Write only the number of lines in the records beneath that hold "xtremehdiptvbox".

• **Items listed in a dataset**:
## BEGIN
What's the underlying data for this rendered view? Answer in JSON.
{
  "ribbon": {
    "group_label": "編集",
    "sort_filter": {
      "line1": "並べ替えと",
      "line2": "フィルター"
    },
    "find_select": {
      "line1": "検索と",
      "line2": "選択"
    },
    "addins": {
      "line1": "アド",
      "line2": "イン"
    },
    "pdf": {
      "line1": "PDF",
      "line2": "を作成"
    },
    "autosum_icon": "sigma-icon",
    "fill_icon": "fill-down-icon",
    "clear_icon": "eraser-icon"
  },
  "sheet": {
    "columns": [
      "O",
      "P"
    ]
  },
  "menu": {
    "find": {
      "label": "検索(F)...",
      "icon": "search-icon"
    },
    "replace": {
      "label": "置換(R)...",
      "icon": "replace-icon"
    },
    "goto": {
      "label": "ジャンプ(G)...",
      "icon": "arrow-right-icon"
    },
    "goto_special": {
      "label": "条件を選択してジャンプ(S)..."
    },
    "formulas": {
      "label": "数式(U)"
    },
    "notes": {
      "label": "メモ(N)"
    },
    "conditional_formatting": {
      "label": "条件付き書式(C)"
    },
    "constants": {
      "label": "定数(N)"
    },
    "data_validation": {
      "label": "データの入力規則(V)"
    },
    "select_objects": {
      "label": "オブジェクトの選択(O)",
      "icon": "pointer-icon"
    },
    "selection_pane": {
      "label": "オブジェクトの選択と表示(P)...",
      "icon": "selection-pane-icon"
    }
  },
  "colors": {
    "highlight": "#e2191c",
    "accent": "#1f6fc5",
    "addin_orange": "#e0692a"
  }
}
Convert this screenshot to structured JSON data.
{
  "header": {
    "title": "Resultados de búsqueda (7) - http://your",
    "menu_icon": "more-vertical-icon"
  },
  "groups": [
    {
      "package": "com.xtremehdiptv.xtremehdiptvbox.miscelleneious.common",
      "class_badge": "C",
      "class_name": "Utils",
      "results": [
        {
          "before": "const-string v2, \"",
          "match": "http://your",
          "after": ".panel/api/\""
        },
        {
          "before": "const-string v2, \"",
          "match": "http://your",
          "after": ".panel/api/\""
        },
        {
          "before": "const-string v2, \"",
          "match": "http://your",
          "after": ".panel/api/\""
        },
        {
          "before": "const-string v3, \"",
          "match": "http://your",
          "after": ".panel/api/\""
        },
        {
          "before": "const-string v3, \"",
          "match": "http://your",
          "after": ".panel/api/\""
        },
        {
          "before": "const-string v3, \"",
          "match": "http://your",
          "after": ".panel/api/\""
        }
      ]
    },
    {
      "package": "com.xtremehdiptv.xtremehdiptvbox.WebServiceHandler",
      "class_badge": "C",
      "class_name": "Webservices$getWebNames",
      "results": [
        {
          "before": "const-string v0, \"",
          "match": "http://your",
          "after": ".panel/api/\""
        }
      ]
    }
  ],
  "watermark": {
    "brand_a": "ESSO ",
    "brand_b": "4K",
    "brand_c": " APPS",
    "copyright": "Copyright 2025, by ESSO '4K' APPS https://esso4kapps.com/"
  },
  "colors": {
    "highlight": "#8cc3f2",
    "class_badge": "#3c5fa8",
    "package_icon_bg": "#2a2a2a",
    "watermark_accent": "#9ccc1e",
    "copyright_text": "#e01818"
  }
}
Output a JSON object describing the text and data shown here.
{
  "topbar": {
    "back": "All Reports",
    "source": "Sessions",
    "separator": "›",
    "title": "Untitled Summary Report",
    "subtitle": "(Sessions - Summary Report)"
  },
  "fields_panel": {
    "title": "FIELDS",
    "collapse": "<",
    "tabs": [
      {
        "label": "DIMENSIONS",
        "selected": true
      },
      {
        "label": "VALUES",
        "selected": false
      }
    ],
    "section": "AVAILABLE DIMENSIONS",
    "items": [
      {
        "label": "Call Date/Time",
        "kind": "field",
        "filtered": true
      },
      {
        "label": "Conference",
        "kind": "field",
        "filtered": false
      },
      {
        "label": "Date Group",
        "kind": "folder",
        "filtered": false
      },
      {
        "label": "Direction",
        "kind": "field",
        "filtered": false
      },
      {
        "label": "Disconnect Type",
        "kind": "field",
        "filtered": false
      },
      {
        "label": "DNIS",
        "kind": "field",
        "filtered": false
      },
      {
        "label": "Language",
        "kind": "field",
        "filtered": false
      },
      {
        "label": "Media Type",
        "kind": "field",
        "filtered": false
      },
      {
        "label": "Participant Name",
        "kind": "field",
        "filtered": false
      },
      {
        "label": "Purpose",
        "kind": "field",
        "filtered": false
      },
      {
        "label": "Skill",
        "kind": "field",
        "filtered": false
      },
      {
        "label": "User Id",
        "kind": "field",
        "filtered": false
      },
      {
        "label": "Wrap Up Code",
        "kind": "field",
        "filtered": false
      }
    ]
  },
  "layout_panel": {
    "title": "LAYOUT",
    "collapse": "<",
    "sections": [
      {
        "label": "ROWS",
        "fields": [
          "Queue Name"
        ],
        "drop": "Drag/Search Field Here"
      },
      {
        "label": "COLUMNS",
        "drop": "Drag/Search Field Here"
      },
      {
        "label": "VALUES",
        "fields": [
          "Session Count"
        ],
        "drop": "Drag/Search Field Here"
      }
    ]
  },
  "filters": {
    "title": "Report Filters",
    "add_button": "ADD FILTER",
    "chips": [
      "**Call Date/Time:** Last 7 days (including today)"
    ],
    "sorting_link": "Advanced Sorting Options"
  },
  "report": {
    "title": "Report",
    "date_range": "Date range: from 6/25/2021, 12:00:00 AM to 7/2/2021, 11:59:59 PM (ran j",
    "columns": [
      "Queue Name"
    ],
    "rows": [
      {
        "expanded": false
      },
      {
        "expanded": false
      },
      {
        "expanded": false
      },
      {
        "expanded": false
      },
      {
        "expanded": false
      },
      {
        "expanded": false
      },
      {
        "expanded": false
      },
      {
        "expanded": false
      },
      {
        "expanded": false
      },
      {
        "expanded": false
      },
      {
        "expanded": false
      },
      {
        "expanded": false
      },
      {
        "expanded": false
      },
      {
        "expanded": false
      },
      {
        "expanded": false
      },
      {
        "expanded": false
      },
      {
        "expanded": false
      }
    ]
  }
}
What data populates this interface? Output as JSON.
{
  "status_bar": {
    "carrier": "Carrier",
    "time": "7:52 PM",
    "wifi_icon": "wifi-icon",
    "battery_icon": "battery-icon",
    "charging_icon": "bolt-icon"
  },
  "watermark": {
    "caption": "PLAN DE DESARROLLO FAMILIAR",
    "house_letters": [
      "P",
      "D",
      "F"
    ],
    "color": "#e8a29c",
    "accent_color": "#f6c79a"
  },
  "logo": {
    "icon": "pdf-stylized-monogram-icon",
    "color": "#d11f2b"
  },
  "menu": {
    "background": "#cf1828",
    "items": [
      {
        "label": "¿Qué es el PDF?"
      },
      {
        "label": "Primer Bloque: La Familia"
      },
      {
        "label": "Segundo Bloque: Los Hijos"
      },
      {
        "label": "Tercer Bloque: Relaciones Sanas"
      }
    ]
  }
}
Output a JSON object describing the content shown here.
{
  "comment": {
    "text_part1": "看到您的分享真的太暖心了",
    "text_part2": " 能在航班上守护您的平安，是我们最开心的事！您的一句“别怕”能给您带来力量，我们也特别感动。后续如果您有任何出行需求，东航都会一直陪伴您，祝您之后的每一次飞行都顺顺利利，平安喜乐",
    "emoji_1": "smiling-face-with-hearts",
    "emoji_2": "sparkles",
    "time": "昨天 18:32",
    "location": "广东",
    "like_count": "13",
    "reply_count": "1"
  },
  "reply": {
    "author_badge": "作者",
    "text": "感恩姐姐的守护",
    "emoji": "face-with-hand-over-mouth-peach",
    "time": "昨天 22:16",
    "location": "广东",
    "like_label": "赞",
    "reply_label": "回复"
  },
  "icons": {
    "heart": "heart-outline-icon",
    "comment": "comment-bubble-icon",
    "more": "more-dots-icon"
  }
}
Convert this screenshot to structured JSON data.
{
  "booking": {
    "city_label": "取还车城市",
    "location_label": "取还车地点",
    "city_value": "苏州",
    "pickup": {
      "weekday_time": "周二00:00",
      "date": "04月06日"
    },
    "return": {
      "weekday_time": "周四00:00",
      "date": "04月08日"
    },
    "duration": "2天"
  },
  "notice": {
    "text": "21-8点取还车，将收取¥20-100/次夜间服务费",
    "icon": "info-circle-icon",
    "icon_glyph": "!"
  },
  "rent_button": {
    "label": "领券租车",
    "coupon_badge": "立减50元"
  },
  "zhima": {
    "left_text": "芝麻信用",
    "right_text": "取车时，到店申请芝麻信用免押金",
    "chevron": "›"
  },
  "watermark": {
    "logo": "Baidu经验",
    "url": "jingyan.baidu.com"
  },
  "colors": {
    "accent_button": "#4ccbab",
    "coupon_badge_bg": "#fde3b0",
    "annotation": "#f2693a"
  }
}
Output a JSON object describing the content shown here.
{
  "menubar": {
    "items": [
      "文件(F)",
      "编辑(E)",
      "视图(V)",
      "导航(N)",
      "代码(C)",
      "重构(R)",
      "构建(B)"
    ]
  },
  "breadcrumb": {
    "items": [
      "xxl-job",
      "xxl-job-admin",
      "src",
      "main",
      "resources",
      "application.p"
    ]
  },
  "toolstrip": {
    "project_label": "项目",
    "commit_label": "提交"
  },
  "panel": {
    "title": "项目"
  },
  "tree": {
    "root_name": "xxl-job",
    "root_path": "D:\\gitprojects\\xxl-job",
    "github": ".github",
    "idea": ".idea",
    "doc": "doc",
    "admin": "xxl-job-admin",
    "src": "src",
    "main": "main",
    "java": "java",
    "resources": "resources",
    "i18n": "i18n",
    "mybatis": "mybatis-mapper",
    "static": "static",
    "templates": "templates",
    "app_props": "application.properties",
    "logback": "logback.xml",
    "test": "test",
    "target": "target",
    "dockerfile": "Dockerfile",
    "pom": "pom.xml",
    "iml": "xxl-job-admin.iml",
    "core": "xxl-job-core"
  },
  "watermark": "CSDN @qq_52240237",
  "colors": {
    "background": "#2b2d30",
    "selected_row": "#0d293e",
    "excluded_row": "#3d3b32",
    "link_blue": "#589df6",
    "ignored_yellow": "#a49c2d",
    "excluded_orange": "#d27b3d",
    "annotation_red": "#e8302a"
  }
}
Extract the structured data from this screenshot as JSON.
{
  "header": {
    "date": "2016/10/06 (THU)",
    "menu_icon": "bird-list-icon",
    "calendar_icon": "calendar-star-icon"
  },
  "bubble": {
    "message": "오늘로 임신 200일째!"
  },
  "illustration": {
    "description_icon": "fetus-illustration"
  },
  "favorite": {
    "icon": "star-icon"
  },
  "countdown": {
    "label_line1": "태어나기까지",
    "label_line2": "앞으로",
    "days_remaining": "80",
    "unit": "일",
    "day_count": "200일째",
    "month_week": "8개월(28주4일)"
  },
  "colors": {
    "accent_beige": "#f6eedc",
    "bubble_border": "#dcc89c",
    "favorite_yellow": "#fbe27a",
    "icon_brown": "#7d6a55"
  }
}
## END
• **Output below**:
2